### TASK REQUIREMENTS
Lines that hold the word "Błonie" should be located and copied.

── EXERCISE INPUTS ──

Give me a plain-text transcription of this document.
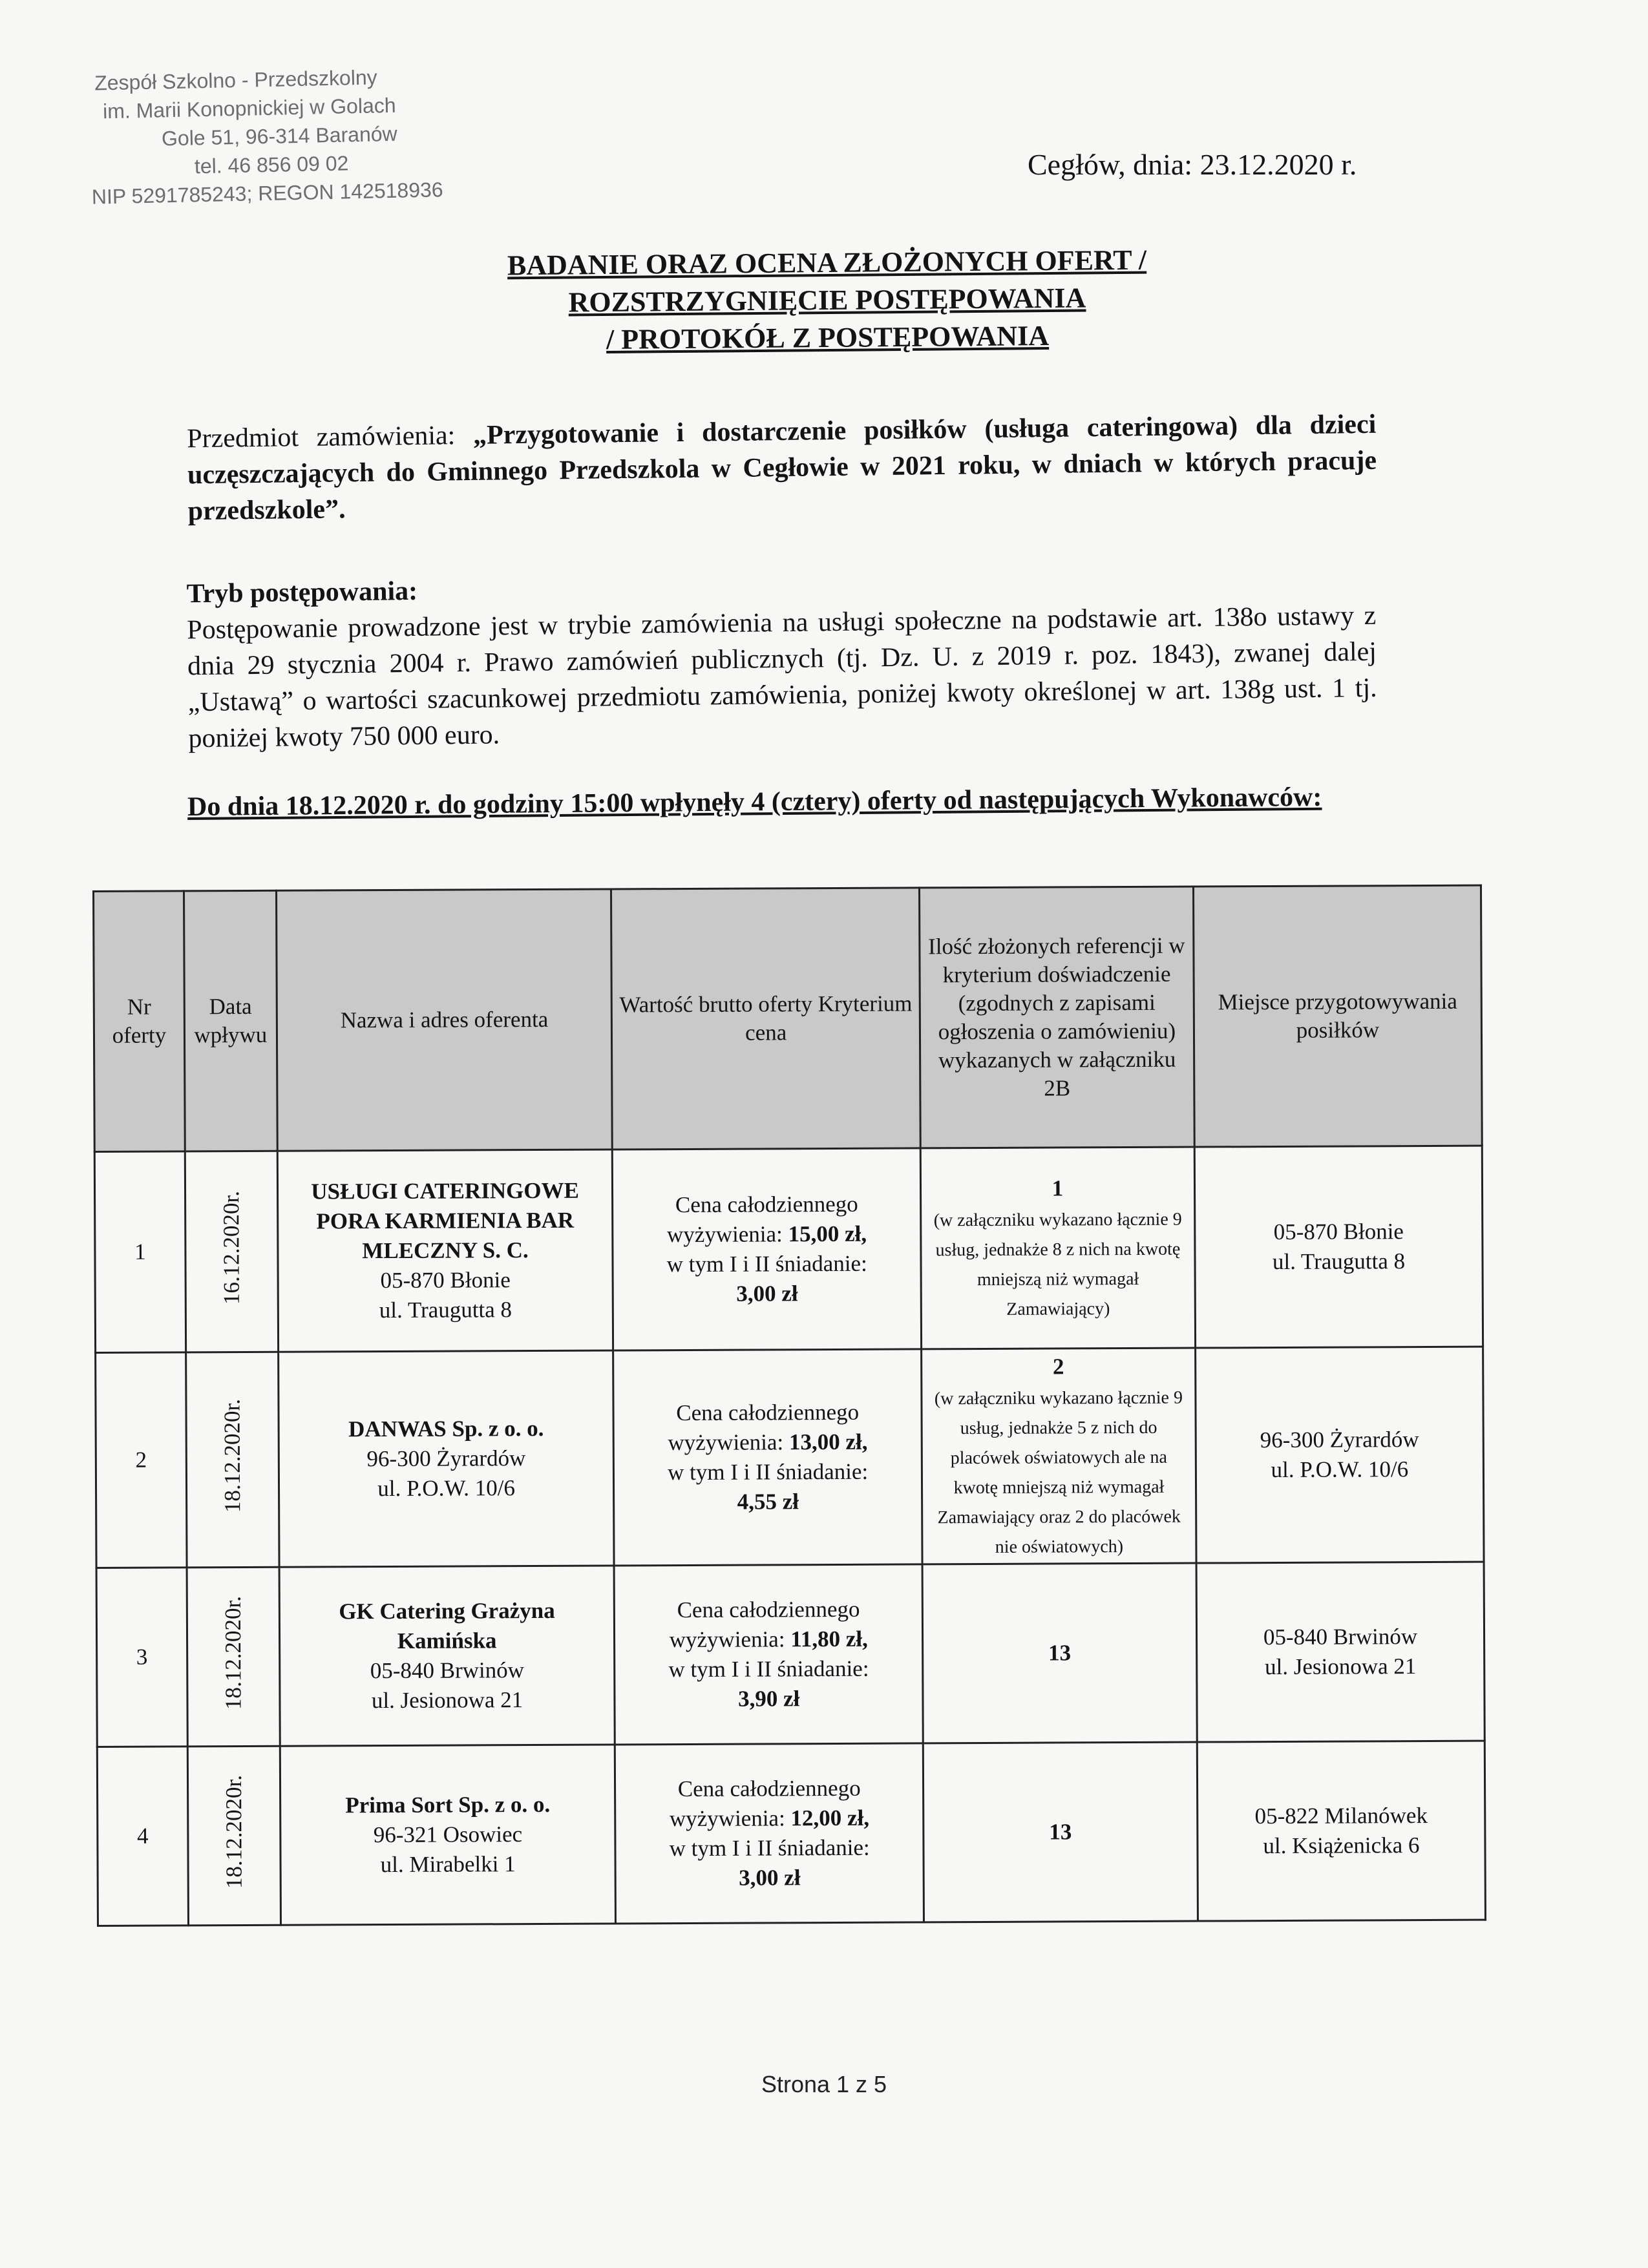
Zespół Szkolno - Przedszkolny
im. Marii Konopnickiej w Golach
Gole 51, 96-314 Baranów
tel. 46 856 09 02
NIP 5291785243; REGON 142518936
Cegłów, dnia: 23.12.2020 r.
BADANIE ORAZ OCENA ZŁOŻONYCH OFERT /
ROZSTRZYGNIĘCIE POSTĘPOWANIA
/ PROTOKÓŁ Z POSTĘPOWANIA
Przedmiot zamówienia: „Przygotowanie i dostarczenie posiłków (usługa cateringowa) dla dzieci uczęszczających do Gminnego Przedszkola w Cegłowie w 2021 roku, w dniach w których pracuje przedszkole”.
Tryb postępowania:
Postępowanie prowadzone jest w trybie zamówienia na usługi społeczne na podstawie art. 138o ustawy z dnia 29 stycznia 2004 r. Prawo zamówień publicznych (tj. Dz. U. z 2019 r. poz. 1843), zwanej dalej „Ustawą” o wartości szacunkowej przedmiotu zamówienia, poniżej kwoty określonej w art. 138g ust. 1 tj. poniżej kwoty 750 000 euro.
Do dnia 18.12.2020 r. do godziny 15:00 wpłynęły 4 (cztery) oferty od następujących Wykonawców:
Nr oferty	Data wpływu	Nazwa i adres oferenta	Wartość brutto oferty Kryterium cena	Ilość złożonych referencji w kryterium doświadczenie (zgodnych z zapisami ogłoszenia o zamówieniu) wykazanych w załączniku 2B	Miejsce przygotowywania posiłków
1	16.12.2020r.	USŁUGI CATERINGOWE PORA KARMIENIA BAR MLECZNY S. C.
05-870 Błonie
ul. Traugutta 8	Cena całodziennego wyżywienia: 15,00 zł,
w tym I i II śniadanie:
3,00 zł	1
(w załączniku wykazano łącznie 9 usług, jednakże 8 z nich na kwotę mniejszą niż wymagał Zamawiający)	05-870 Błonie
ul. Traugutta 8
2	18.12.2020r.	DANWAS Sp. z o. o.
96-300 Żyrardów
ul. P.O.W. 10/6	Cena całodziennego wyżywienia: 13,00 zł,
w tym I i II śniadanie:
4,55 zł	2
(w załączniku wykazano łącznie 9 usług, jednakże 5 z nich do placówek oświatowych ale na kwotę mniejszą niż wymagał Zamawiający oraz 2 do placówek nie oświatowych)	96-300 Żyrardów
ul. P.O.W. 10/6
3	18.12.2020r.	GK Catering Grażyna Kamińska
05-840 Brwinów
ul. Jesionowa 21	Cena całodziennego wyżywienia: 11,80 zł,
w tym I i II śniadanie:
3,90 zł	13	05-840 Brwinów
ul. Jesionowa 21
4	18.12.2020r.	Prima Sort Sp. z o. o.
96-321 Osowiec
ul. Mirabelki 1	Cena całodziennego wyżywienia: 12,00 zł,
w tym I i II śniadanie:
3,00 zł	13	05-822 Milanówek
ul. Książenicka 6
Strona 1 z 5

───
── EXERCISE INPUTS ──

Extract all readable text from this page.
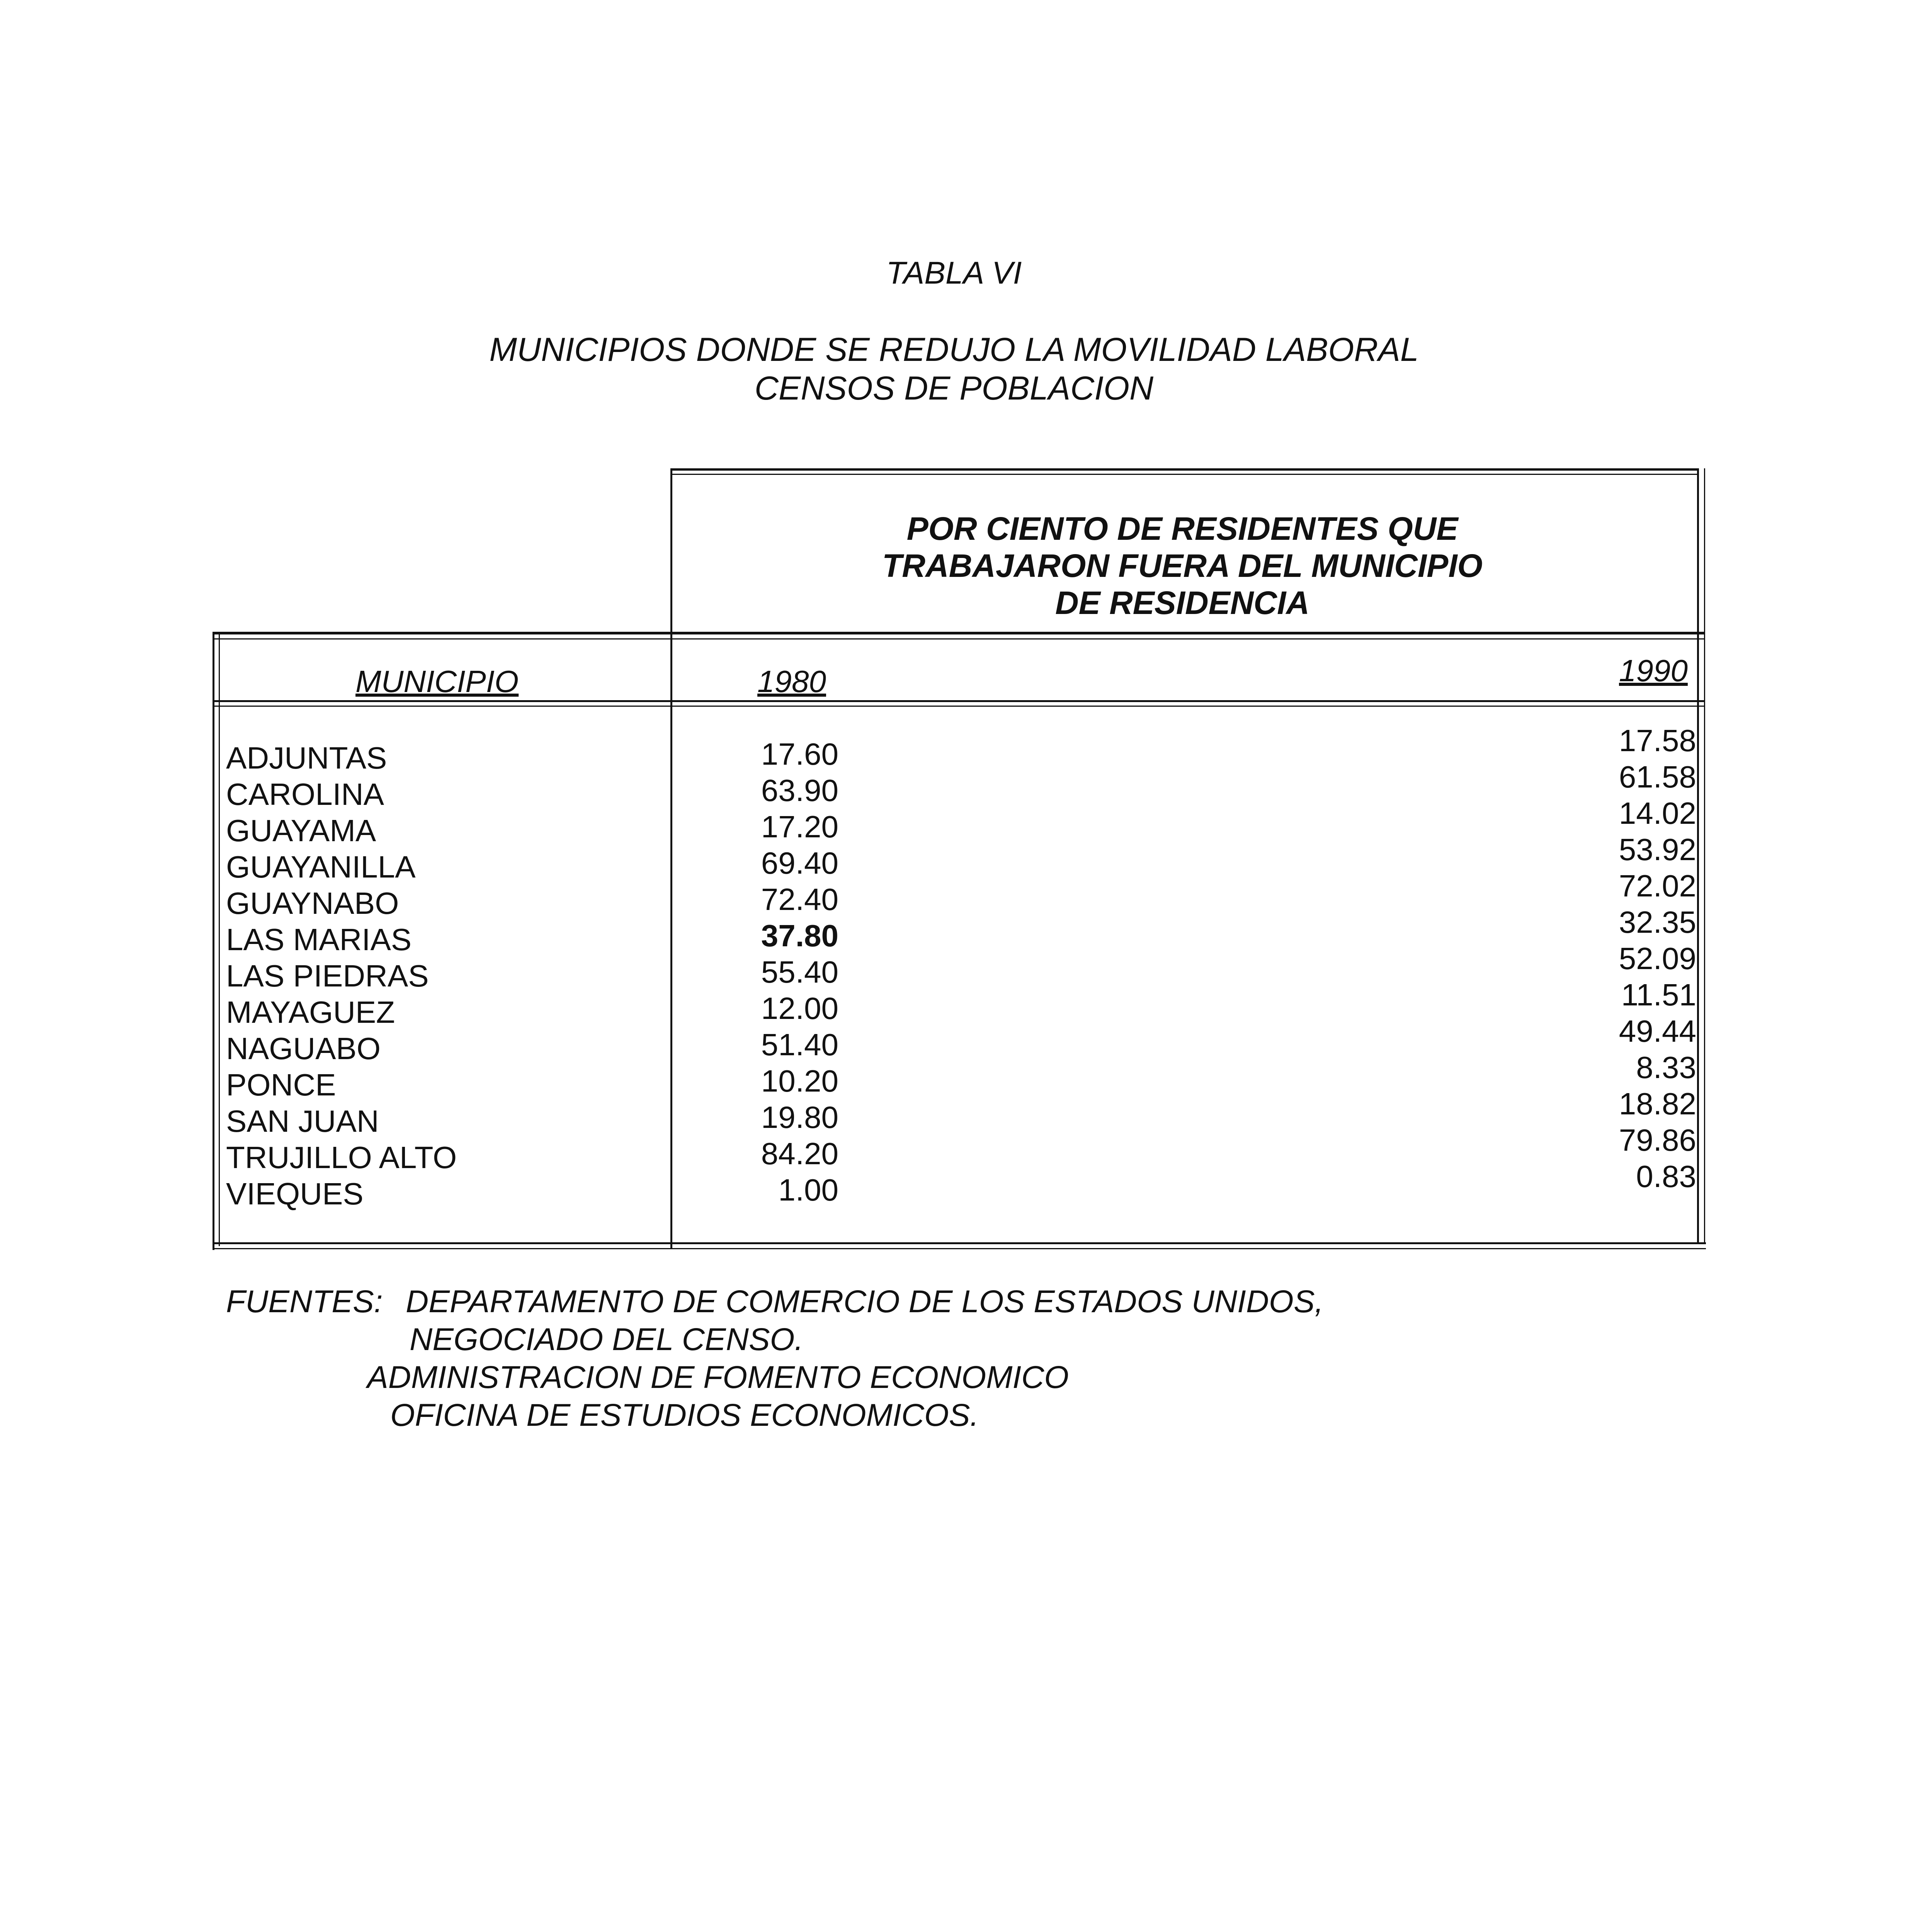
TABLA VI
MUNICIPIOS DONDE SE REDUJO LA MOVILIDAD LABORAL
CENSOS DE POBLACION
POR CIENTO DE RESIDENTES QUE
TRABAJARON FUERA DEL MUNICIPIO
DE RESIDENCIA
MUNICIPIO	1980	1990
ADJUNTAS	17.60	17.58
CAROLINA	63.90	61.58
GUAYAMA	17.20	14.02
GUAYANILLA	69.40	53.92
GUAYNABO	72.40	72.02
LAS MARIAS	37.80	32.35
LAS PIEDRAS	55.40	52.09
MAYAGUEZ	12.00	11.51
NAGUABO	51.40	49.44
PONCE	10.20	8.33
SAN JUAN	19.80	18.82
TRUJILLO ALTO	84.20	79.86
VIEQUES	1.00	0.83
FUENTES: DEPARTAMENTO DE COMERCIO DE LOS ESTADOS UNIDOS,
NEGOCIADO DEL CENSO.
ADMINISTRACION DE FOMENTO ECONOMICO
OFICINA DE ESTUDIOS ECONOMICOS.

───

### OUTPUT OF THE TASK
05-870 Błonie
(w załączniku wykazano łącznie 9 usług, jednakże 8 z nich na kwotę mniejszą niż wymagał Zamawiający)	05-870 Błonie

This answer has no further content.